§ **Objective**
Determine how many lines below hold the string "title". Reply with the number alone.

═════ Task material

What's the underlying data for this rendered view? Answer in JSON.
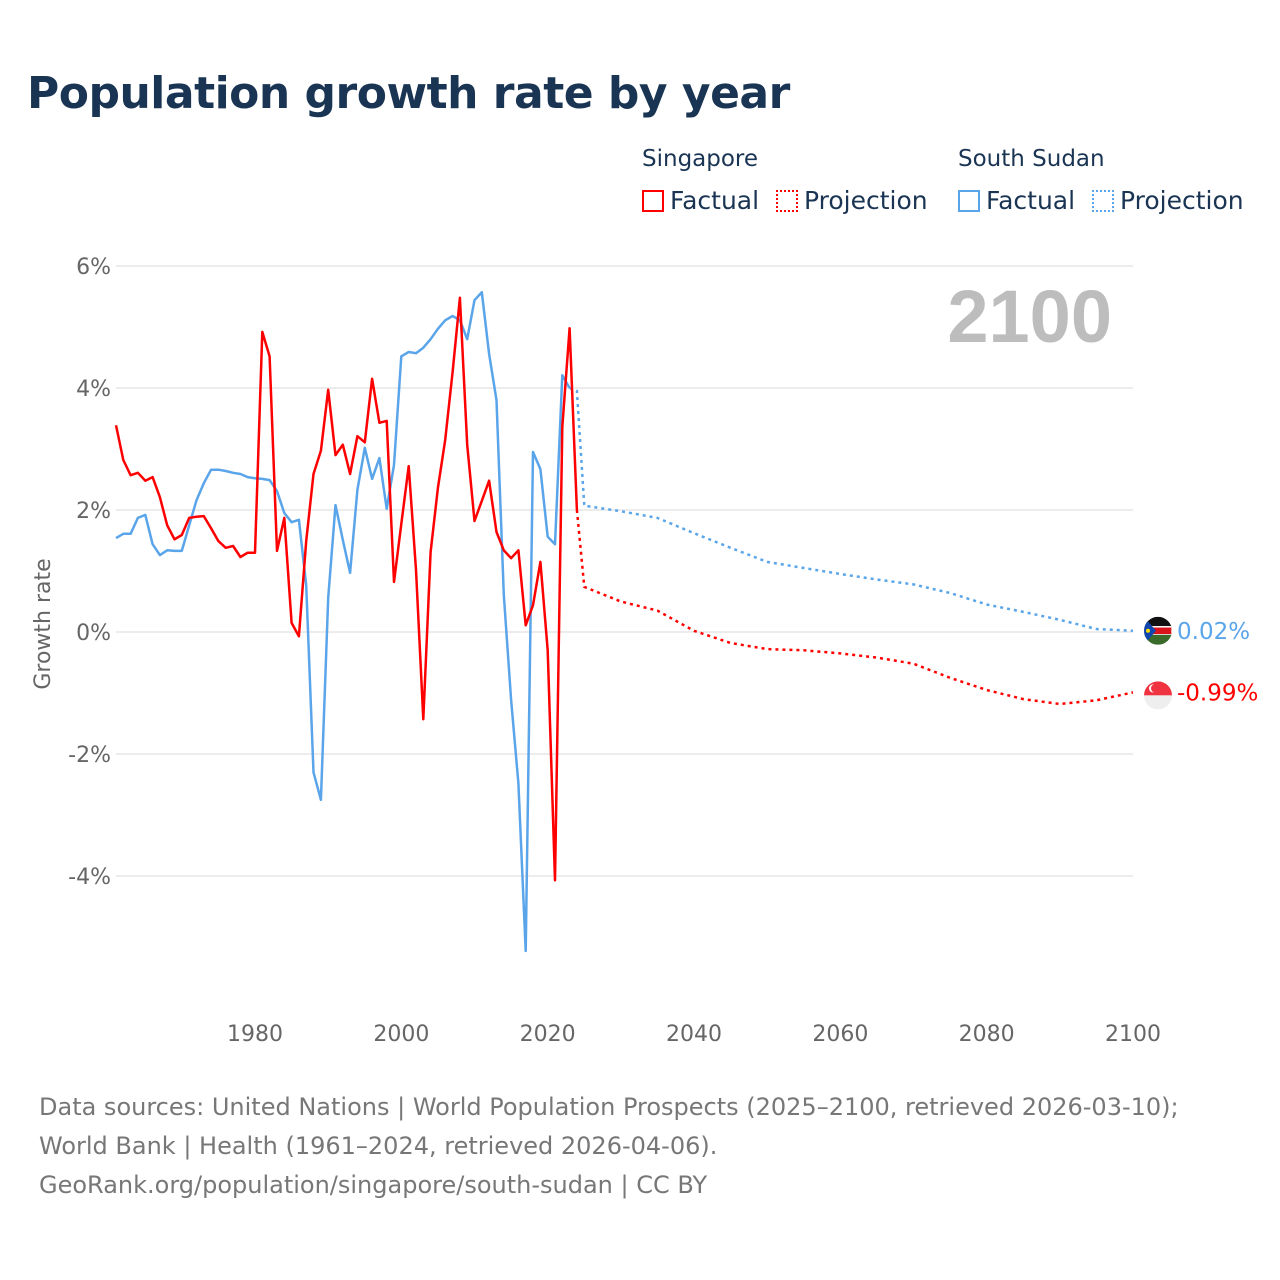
{
  "title": "Population growth rate by year",
  "legend": {
    "groups": [
      {
        "name": "Singapore",
        "color": "#ff0000",
        "factual": "Factual",
        "projection": "Projection"
      },
      {
        "name": "South Sudan",
        "color": "#5aa5ea",
        "factual": "Factual",
        "projection": "Projection"
      }
    ]
  },
  "year_display": "2100",
  "footer": {
    "sources": "Data sources: United Nations | World Population Prospects (2025–2100, retrieved 2026-03-10); World Bank | Health (1961–2024, retrieved 2026-04-06).",
    "link": "GeoRank.org/population/singapore/south-sudan | CC BY"
  },
  "chart_data": {
    "type": "line",
    "title": "Population growth rate by year",
    "xlabel": "",
    "ylabel": "Growth rate",
    "xlim": [
      1961,
      2100
    ],
    "ylim": [
      -5.9,
      6
    ],
    "yticks": [
      6,
      4,
      2,
      0,
      -2,
      -4
    ],
    "ytick_labels": [
      "6%",
      "4%",
      "2%",
      "0%",
      "-2%",
      "-4%"
    ],
    "xticks": [
      1980,
      2000,
      2020,
      2040,
      2060,
      2080,
      2100
    ],
    "xtick_labels": [
      "1980",
      "2000",
      "2020",
      "2040",
      "2060",
      "2080",
      "2100"
    ],
    "grid": true,
    "series": [
      {
        "name": "Singapore",
        "color": "#ff0000",
        "end_label": "-0.99%",
        "factual": {
          "x": [
            1961,
            1962,
            1963,
            1964,
            1965,
            1966,
            1967,
            1968,
            1969,
            1970,
            1971,
            1972,
            1973,
            1974,
            1975,
            1976,
            1977,
            1978,
            1979,
            1980,
            1981,
            1982,
            1983,
            1984,
            1985,
            1986,
            1987,
            1988,
            1989,
            1990,
            1991,
            1992,
            1993,
            1994,
            1995,
            1996,
            1997,
            1998,
            1999,
            2000,
            2001,
            2002,
            2003,
            2004,
            2005,
            2006,
            2007,
            2008,
            2009,
            2010,
            2011,
            2012,
            2013,
            2014,
            2015,
            2016,
            2017,
            2018,
            2019,
            2020,
            2021,
            2022,
            2023,
            2024
          ],
          "y": [
            3.39,
            2.82,
            2.57,
            2.61,
            2.48,
            2.54,
            2.21,
            1.75,
            1.52,
            1.59,
            1.87,
            1.89,
            1.9,
            1.7,
            1.49,
            1.38,
            1.41,
            1.23,
            1.3,
            1.3,
            4.92,
            4.52,
            1.33,
            1.87,
            0.15,
            -0.07,
            1.49,
            2.59,
            2.97,
            3.97,
            2.9,
            3.07,
            2.59,
            3.21,
            3.11,
            4.15,
            3.43,
            3.46,
            0.82,
            1.77,
            2.72,
            1.02,
            -1.43,
            1.31,
            2.36,
            3.15,
            4.26,
            5.48,
            3.07,
            1.82,
            2.15,
            2.48,
            1.64,
            1.34,
            1.21,
            1.34,
            0.11,
            0.44,
            1.15,
            -0.3,
            -4.07,
            3.36,
            4.98,
            2.0
          ]
        },
        "projection": {
          "x": [
            2024,
            2025,
            2030,
            2035,
            2040,
            2045,
            2050,
            2055,
            2060,
            2065,
            2070,
            2075,
            2080,
            2085,
            2090,
            2095,
            2100
          ],
          "y": [
            2.0,
            0.74,
            0.5,
            0.35,
            0.02,
            -0.18,
            -0.28,
            -0.3,
            -0.35,
            -0.42,
            -0.52,
            -0.75,
            -0.95,
            -1.1,
            -1.18,
            -1.12,
            -0.99
          ]
        }
      },
      {
        "name": "South Sudan",
        "color": "#5aa5ea",
        "end_label": "0.02%",
        "factual": {
          "x": [
            1961,
            1962,
            1963,
            1964,
            1965,
            1966,
            1967,
            1968,
            1969,
            1970,
            1971,
            1972,
            1973,
            1974,
            1975,
            1976,
            1977,
            1978,
            1979,
            1980,
            1981,
            1982,
            1983,
            1984,
            1985,
            1986,
            1987,
            1988,
            1989,
            1990,
            1991,
            1992,
            1993,
            1994,
            1995,
            1996,
            1997,
            1998,
            1999,
            2000,
            2001,
            2002,
            2003,
            2004,
            2005,
            2006,
            2007,
            2008,
            2009,
            2010,
            2011,
            2012,
            2013,
            2014,
            2015,
            2016,
            2017,
            2018,
            2019,
            2020,
            2021,
            2022,
            2023
          ],
          "y": [
            1.54,
            1.61,
            1.61,
            1.87,
            1.92,
            1.44,
            1.26,
            1.34,
            1.33,
            1.33,
            1.75,
            2.16,
            2.44,
            2.66,
            2.66,
            2.64,
            2.61,
            2.59,
            2.54,
            2.52,
            2.51,
            2.49,
            2.31,
            1.95,
            1.8,
            1.84,
            0.77,
            -2.3,
            -2.75,
            0.56,
            2.08,
            1.51,
            0.97,
            2.33,
            3.02,
            2.51,
            2.85,
            2.02,
            2.74,
            4.52,
            4.59,
            4.57,
            4.66,
            4.8,
            4.97,
            5.11,
            5.18,
            5.11,
            4.8,
            5.44,
            5.57,
            4.56,
            3.8,
            0.61,
            -1.11,
            -2.48,
            -5.23,
            2.95,
            2.67,
            1.56,
            1.44,
            4.21,
            4.0
          ]
        },
        "projection": {
          "x": [
            2023,
            2024,
            2025,
            2030,
            2035,
            2040,
            2045,
            2050,
            2055,
            2060,
            2065,
            2070,
            2075,
            2080,
            2085,
            2090,
            2095,
            2100
          ],
          "y": [
            4.0,
            3.95,
            2.07,
            1.98,
            1.87,
            1.62,
            1.38,
            1.15,
            1.05,
            0.95,
            0.86,
            0.78,
            0.64,
            0.45,
            0.33,
            0.2,
            0.05,
            0.02
          ]
        }
      }
    ]
  }
}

══════════

§ **Finished task**
2